§ WORK TO BE COMPLETED: Repeat the entire listing exactly.

§ RECORDS PROVIDED:
..............................

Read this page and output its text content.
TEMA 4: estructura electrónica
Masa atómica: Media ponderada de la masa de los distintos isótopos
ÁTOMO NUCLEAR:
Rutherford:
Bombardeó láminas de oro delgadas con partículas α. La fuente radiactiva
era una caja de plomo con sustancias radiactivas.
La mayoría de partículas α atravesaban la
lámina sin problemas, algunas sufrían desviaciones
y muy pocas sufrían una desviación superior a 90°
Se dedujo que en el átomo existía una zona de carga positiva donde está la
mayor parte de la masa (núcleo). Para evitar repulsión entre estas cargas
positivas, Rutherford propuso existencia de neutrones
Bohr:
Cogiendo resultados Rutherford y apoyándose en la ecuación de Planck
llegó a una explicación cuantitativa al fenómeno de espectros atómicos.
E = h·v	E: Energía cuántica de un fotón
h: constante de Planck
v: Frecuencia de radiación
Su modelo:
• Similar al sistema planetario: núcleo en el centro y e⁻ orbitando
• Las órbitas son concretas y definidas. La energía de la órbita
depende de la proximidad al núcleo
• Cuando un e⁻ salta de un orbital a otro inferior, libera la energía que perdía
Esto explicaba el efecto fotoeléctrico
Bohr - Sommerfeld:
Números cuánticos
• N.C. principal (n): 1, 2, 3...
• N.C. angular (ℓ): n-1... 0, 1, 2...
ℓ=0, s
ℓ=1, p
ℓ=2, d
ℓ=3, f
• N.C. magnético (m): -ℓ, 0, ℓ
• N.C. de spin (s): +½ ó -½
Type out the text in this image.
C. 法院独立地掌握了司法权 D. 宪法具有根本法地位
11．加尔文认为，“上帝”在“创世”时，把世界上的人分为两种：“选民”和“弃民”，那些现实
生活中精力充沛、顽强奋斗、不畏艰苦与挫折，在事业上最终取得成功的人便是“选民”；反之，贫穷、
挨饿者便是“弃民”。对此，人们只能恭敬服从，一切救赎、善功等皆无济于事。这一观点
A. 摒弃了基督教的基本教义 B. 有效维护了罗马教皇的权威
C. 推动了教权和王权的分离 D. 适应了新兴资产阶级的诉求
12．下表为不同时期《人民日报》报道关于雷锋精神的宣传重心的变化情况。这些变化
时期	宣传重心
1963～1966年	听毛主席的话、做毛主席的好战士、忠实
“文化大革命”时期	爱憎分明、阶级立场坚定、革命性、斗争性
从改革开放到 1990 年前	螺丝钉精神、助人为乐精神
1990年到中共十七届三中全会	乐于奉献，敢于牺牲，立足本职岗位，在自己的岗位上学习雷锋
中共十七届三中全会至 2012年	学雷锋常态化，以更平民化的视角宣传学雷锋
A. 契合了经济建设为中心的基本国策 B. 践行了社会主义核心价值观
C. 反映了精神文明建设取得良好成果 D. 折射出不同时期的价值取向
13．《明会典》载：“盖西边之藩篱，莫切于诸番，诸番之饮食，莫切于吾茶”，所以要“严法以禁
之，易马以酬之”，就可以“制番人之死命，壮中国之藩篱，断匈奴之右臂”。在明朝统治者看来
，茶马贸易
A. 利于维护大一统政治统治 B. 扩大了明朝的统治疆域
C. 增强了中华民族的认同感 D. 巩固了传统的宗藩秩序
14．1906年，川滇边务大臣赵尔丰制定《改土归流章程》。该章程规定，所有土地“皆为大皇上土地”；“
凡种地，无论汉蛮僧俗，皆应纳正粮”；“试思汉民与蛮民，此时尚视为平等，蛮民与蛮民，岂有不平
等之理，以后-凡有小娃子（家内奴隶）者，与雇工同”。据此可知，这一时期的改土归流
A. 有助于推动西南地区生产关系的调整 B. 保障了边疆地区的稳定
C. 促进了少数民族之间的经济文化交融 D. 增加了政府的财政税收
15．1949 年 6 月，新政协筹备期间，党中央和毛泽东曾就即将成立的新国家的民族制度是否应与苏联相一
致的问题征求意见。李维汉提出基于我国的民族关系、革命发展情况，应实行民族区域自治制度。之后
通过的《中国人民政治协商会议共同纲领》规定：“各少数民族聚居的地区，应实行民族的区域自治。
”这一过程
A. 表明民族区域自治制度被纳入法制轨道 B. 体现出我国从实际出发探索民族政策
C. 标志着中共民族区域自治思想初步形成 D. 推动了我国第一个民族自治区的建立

..............................

§ OUTPUT OF THE EXERCISE:
Read this page and output its text content.
TEMA 4: estructura electrónica
Masa atómica: Media ponderada de la masa de los distintos isótopos
ÁTOMO NUCLEAR:
Rutherford:
Bombardeó láminas de oro delgadas con partículas α. La fuente radiactiva
era una caja de plomo con sustancias radiactivas.
La mayoría de partículas α atravesaban la
lámina sin problemas, algunas sufrían desviaciones
y muy pocas sufrían una desviación superior a 90°
Se dedujo que en el átomo existía una zona de carga positiva donde está la
mayor parte de la masa (núcleo). Para evitar repulsión entre estas cargas
positivas, Rutherford propuso existencia de neutrones
Bohr:
Cogiendo resultados Rutherford y apoyándose en la ecuación de Planck
llegó a una explicación cuantitativa al fenómeno de espectros atómicos.
E = h·v	E: Energía cuántica de un fotón
h: constante de Planck
v: Frecuencia de radiación
Su modelo:
• Similar al sistema planetario: núcleo en el centro y e⁻ orbitando
• Las órbitas son concretas y definidas. La energía de la órbita
depende de la proximidad al núcleo
• Cuando un e⁻ salta de un orbital a otro inferior, libera la energía que perdía
Esto explicaba el efecto fotoeléctrico
Bohr - Sommerfeld:
Números cuánticos
• N.C. principal (n): 1, 2, 3...
• N.C. angular (ℓ): n-1... 0, 1, 2...
ℓ=0, s
ℓ=1, p
ℓ=2, d
ℓ=3, f
• N.C. magnético (m): -ℓ, 0, ℓ
• N.C. de spin (s): +½ ó -½
Type out the text in this image.
C. 法院独立地掌握了司法权 D. 宪法具有根本法地位
11．加尔文认为，“上帝”在“创世”时，把世界上的人分为两种：“选民”和“弃民”，那些现实
生活中精力充沛、顽强奋斗、不畏艰苦与挫折，在事业上最终取得成功的人便是“选民”；反之，贫穷、
挨饿者便是“弃民”。对此，人们只能恭敬服从，一切救赎、善功等皆无济于事。这一观点
A. 摒弃了基督教的基本教义 B. 有效维护了罗马教皇的权威
C. 推动了教权和王权的分离 D. 适应了新兴资产阶级的诉求
12．下表为不同时期《人民日报》报道关于雷锋精神的宣传重心的变化情况。这些变化
时期	宣传重心
1963～1966年	听毛主席的话、做毛主席的好战士、忠实
“文化大革命”时期	爱憎分明、阶级立场坚定、革命性、斗争性
从改革开放到 1990 年前	螺丝钉精神、助人为乐精神
1990年到中共十七届三中全会	乐于奉献，敢于牺牲，立足本职岗位，在自己的岗位上学习雷锋
中共十七届三中全会至 2012年	学雷锋常态化，以更平民化的视角宣传学雷锋
A. 契合了经济建设为中心的基本国策 B. 践行了社会主义核心价值观
C. 反映了精神文明建设取得良好成果 D. 折射出不同时期的价值取向
13．《明会典》载：“盖西边之藩篱，莫切于诸番，诸番之饮食，莫切于吾茶”，所以要“严法以禁
之，易马以酬之”，就可以“制番人之死命，壮中国之藩篱，断匈奴之右臂”。在明朝统治者看来
，茶马贸易
A. 利于维护大一统政治统治 B. 扩大了明朝的统治疆域
C. 增强了中华民族的认同感 D. 巩固了传统的宗藩秩序
14．1906年，川滇边务大臣赵尔丰制定《改土归流章程》。该章程规定，所有土地“皆为大皇上土地”；“
凡种地，无论汉蛮僧俗，皆应纳正粮”；“试思汉民与蛮民，此时尚视为平等，蛮民与蛮民，岂有不平
等之理，以后-凡有小娃子（家内奴隶）者，与雇工同”。据此可知，这一时期的改土归流
A. 有助于推动西南地区生产关系的调整 B. 保障了边疆地区的稳定
C. 促进了少数民族之间的经济文化交融 D. 增加了政府的财政税收
15．1949 年 6 月，新政协筹备期间，党中央和毛泽东曾就即将成立的新国家的民族制度是否应与苏联相一
致的问题征求意见。李维汉提出基于我国的民族关系、革命发展情况，应实行民族区域自治制度。之后
通过的《中国人民政治协商会议共同纲领》规定：“各少数民族聚居的地区，应实行民族的区域自治。
”这一过程
A. 表明民族区域自治制度被纳入法制轨道 B. 体现出我国从实际出发探索民族政策
C. 标志着中共民族区域自治思想初步形成 D. 推动了我国第一个民族自治区的建立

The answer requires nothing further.